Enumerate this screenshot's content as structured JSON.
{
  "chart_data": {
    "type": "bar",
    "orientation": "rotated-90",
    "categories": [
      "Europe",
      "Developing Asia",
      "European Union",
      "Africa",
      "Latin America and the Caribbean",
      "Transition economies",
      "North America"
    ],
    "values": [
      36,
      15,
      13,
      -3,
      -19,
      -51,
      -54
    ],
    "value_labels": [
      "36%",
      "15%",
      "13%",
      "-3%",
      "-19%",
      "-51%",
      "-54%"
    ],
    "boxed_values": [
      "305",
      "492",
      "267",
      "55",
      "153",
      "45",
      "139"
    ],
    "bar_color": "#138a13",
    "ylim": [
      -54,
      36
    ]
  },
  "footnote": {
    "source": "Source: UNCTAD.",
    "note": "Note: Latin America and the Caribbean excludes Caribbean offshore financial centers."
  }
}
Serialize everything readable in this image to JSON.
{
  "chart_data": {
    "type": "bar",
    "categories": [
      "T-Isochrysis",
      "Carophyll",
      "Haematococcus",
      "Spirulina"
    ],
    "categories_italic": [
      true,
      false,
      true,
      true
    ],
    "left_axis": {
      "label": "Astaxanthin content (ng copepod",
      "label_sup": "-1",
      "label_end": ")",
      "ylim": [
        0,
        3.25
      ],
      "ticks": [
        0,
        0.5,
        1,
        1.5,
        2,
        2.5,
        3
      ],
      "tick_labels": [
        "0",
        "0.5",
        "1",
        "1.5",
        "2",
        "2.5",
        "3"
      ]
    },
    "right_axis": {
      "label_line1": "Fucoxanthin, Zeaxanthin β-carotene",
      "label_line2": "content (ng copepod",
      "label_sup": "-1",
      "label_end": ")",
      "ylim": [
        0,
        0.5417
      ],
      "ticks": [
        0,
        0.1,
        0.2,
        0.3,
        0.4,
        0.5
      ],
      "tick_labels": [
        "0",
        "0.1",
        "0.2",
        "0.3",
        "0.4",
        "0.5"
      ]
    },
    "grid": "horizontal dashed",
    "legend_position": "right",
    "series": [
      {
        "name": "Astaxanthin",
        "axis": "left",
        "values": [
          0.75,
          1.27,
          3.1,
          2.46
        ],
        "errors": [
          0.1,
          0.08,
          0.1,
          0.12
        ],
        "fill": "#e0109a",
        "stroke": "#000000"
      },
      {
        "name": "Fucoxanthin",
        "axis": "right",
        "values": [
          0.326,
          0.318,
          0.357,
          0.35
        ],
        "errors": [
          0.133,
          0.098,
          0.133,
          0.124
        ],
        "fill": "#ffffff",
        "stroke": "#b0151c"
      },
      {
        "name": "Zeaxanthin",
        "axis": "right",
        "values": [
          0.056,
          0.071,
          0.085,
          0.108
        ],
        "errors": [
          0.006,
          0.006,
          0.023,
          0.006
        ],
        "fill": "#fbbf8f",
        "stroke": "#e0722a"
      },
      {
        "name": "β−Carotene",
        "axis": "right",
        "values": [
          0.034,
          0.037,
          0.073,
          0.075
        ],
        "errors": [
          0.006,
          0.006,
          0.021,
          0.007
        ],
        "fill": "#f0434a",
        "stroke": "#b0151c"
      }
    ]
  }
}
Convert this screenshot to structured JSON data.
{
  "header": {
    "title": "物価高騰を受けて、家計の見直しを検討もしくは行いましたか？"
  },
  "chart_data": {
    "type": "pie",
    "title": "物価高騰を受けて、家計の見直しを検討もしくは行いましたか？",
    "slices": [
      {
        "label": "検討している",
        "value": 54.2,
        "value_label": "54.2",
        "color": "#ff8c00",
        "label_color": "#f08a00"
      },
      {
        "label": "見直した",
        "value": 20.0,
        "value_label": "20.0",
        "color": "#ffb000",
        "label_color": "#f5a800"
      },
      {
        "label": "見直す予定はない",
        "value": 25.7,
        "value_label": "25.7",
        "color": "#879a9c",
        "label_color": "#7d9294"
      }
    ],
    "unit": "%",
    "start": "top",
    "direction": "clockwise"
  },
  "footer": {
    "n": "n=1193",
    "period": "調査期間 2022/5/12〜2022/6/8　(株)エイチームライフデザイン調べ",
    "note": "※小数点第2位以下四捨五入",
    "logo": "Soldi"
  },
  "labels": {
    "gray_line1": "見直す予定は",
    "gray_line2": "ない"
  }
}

◆ Goal
Can you restate every record above word for word?

◆ Solved exercise
Enumerate this screenshot's content as structured JSON.
{
  "chart_data": {
    "type": "bar",
    "orientation": "rotated-90",
    "categories": [
      "Europe",
      "Developing Asia",
      "European Union",
      "Africa",
      "Latin America and the Caribbean",
      "Transition economies",
      "North America"
    ],
    "values": [
      36,
      15,
      13,
      -3,
      -19,
      -51,
      -54
    ],
    "value_labels": [
      "36%",
      "15%",
      "13%",
      "-3%",
      "-19%",
      "-51%",
      "-54%"
    ],
    "boxed_values": [
      "305",
      "492",
      "267",
      "55",
      "153",
      "45",
      "139"
    ],
    "bar_color": "#138a13",
    "ylim": [
      -54,
      36
    ]
  },
  "footnote": {
    "source": "Source: UNCTAD.",
    "note": "Note: Latin America and the Caribbean excludes Caribbean offshore financial centers."
  }
}
Serialize everything readable in this image to JSON.
{
  "chart_data": {
    "type": "bar",
    "categories": [
      "T-Isochrysis",
      "Carophyll",
      "Haematococcus",
      "Spirulina"
    ],
    "categories_italic": [
      true,
      false,
      true,
      true
    ],
    "left_axis": {
      "label": "Astaxanthin content (ng copepod",
      "label_sup": "-1",
      "label_end": ")",
      "ylim": [
        0,
        3.25
      ],
      "ticks": [
        0,
        0.5,
        1,
        1.5,
        2,
        2.5,
        3
      ],
      "tick_labels": [
        "0",
        "0.5",
        "1",
        "1.5",
        "2",
        "2.5",
        "3"
      ]
    },
    "right_axis": {
      "label_line1": "Fucoxanthin, Zeaxanthin β-carotene",
      "label_line2": "content (ng copepod",
      "label_sup": "-1",
      "label_end": ")",
      "ylim": [
        0,
        0.5417
      ],
      "ticks": [
        0,
        0.1,
        0.2,
        0.3,
        0.4,
        0.5
      ],
      "tick_labels": [
        "0",
        "0.1",
        "0.2",
        "0.3",
        "0.4",
        "0.5"
      ]
    },
    "grid": "horizontal dashed",
    "legend_position": "right",
    "series": [
      {
        "name": "Astaxanthin",
        "axis": "left",
        "values": [
          0.75,
          1.27,
          3.1,
          2.46
        ],
        "errors": [
          0.1,
          0.08,
          0.1,
          0.12
        ],
        "fill": "#e0109a",
        "stroke": "#000000"
      },
      {
        "name": "Fucoxanthin",
        "axis": "right",
        "values": [
          0.326,
          0.318,
          0.357,
          0.35
        ],
        "errors": [
          0.133,
          0.098,
          0.133,
          0.124
        ],
        "fill": "#ffffff",
        "stroke": "#b0151c"
      },
      {
        "name": "Zeaxanthin",
        "axis": "right",
        "values": [
          0.056,
          0.071,
          0.085,
          0.108
        ],
        "errors": [
          0.006,
          0.006,
          0.023,
          0.006
        ],
        "fill": "#fbbf8f",
        "stroke": "#e0722a"
      },
      {
        "name": "β−Carotene",
        "axis": "right",
        "values": [
          0.034,
          0.037,
          0.073,
          0.075
        ],
        "errors": [
          0.006,
          0.006,
          0.021,
          0.007
        ],
        "fill": "#f0434a",
        "stroke": "#b0151c"
      }
    ]
  }
}
Convert this screenshot to structured JSON data.
{
  "header": {
    "title": "物価高騰を受けて、家計の見直しを検討もしくは行いましたか？"
  },
  "chart_data": {
    "type": "pie",
    "title": "物価高騰を受けて、家計の見直しを検討もしくは行いましたか？",
    "slices": [
      {
        "label": "検討している",
        "value": 54.2,
        "value_label": "54.2",
        "color": "#ff8c00",
        "label_color": "#f08a00"
      },
      {
        "label": "見直した",
        "value": 20.0,
        "value_label": "20.0",
        "color": "#ffb000",
        "label_color": "#f5a800"
      },
      {
        "label": "見直す予定はない",
        "value": 25.7,
        "value_label": "25.7",
        "color": "#879a9c",
        "label_color": "#7d9294"
      }
    ],
    "unit": "%",
    "start": "top",
    "direction": "clockwise"
  },
  "footer": {
    "n": "n=1193",
    "period": "調査期間 2022/5/12〜2022/6/8　(株)エイチームライフデザイン調べ",
    "note": "※小数点第2位以下四捨五入",
    "logo": "Soldi"
  },
  "labels": {
    "gray_line1": "見直す予定は",
    "gray_line2": "ない"
  }
}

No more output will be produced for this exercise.